* [RECORDS FOR THE EXERCISE]
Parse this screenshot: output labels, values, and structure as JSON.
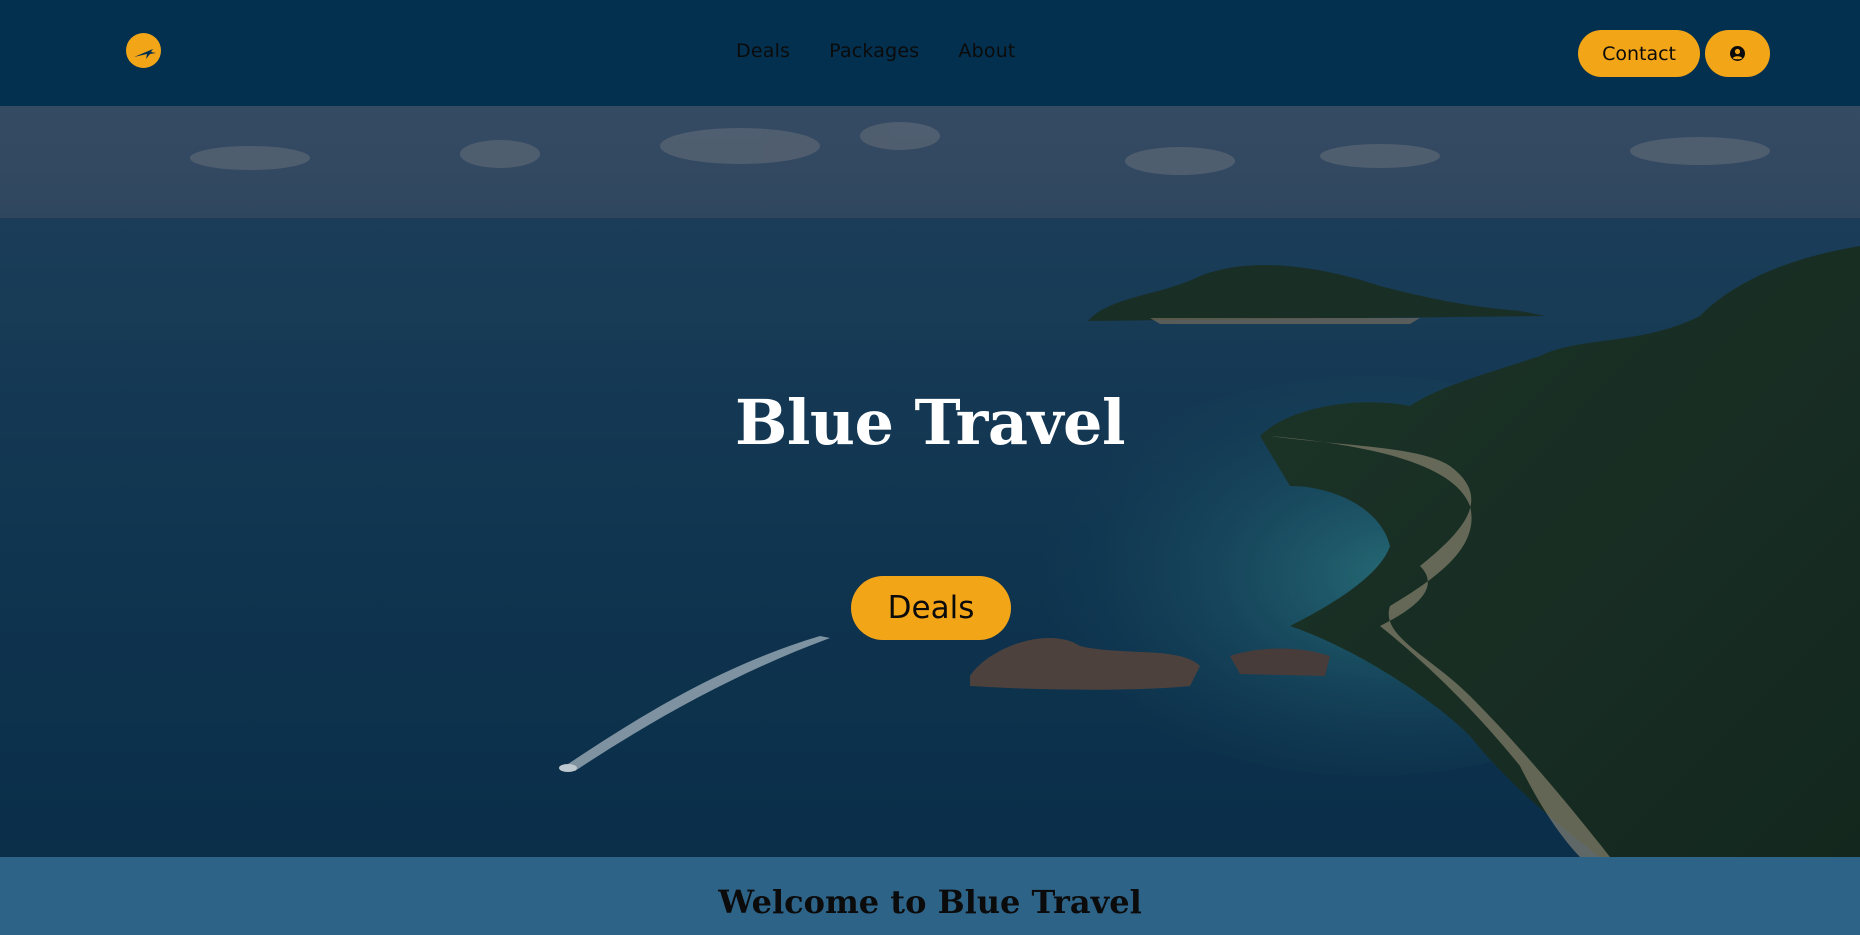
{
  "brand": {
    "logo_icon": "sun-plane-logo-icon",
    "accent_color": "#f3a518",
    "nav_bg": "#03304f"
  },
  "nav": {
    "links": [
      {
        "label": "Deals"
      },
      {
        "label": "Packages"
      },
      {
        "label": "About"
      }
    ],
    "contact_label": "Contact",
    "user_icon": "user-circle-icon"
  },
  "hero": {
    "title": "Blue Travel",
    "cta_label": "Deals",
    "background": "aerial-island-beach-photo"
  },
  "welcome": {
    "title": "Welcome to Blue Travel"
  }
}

* [TASK BRIEF] Tally up the lines with the word "icon" in them, and answer with that number by itself.

* [TASK ANSWER] 2